- WRITTEN PROBLEM: The listing below should be copied in full, word for word.

- EXTRACTED INFORMATION:
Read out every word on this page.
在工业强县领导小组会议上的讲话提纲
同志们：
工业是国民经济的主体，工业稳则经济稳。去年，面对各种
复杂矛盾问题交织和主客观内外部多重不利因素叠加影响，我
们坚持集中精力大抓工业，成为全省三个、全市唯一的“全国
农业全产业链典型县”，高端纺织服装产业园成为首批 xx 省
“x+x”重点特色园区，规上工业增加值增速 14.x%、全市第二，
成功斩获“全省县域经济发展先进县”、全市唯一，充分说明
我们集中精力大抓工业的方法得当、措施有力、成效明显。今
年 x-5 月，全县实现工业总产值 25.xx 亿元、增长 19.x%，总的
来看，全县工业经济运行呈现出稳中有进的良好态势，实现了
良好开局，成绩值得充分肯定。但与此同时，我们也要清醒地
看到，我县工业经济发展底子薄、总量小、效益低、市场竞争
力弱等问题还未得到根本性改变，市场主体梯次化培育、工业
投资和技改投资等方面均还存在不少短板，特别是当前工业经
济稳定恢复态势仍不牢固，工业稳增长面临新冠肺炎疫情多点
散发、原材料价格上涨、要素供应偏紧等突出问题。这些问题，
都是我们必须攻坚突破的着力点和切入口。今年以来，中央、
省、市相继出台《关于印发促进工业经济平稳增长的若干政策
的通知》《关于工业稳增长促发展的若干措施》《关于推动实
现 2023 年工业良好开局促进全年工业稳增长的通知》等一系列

- OUTPUT OF THE TASK:
Read out every word on this page.
在工业强县领导小组会议上的讲话提纲
同志们：
工业是国民经济的主体，工业稳则经济稳。去年，面对各种
复杂矛盾问题交织和主客观内外部多重不利因素叠加影响，我
们坚持集中精力大抓工业，成为全省三个、全市唯一的“全国
农业全产业链典型县”，高端纺织服装产业园成为首批 xx 省
“x+x”重点特色园区，规上工业增加值增速 14.x%、全市第二，
成功斩获“全省县域经济发展先进县”、全市唯一，充分说明
我们集中精力大抓工业的方法得当、措施有力、成效明显。今
年 x-5 月，全县实现工业总产值 25.xx 亿元、增长 19.x%，总的
来看，全县工业经济运行呈现出稳中有进的良好态势，实现了
良好开局，成绩值得充分肯定。但与此同时，我们也要清醒地
看到，我县工业经济发展底子薄、总量小、效益低、市场竞争
力弱等问题还未得到根本性改变，市场主体梯次化培育、工业
投资和技改投资等方面均还存在不少短板，特别是当前工业经
济稳定恢复态势仍不牢固，工业稳增长面临新冠肺炎疫情多点
散发、原材料价格上涨、要素供应偏紧等突出问题。这些问题，
都是我们必须攻坚突破的着力点和切入口。今年以来，中央、
省、市相继出台《关于印发促进工业经济平稳增长的若干政策
的通知》《关于工业稳增长促发展的若干措施》《关于推动实
现 2023 年工业良好开局促进全年工业稳增长的通知》等一系列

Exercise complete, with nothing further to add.